**Task directions**:
Copy each line of the entries beneath that contains the word "position".

::: Stored records :::

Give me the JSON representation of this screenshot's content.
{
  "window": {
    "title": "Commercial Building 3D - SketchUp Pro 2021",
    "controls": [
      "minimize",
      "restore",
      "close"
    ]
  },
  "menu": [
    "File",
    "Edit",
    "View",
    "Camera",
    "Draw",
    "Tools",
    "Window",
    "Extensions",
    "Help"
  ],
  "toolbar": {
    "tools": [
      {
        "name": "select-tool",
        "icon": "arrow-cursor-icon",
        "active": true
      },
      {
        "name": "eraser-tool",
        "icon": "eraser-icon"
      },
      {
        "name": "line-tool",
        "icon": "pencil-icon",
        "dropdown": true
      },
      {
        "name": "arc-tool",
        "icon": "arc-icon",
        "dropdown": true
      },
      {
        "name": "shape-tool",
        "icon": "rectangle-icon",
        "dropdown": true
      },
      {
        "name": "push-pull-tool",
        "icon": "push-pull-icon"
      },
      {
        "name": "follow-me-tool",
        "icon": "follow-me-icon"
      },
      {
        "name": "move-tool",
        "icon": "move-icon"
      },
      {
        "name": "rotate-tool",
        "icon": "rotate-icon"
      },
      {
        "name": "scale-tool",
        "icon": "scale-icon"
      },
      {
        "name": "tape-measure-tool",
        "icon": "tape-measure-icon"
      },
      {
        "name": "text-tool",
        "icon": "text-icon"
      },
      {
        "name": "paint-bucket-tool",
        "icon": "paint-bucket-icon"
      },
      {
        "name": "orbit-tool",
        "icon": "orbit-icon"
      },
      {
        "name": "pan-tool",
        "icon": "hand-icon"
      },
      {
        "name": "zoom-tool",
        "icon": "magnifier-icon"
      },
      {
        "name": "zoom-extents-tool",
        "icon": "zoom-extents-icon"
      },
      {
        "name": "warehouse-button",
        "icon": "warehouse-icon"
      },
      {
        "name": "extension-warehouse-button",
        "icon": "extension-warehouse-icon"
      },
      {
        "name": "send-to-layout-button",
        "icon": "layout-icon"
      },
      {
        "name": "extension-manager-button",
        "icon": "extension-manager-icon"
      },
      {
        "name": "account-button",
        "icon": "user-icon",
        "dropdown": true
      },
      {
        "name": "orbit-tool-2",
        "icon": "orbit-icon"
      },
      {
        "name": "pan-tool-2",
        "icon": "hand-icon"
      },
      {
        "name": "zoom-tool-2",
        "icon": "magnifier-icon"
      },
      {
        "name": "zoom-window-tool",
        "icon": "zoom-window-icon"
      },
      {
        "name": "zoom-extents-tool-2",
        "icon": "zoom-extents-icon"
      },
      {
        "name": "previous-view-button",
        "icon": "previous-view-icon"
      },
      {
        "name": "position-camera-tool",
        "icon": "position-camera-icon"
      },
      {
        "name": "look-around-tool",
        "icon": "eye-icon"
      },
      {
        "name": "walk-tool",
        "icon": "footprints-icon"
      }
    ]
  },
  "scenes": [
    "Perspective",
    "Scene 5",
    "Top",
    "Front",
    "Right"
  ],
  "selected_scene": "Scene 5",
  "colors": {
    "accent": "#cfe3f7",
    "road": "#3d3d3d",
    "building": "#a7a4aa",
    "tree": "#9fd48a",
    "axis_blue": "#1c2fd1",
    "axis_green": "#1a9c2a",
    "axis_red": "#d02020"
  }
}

:::

**Exercise answer**:
        "name": "position-camera-tool",
        "icon": "position-camera-icon"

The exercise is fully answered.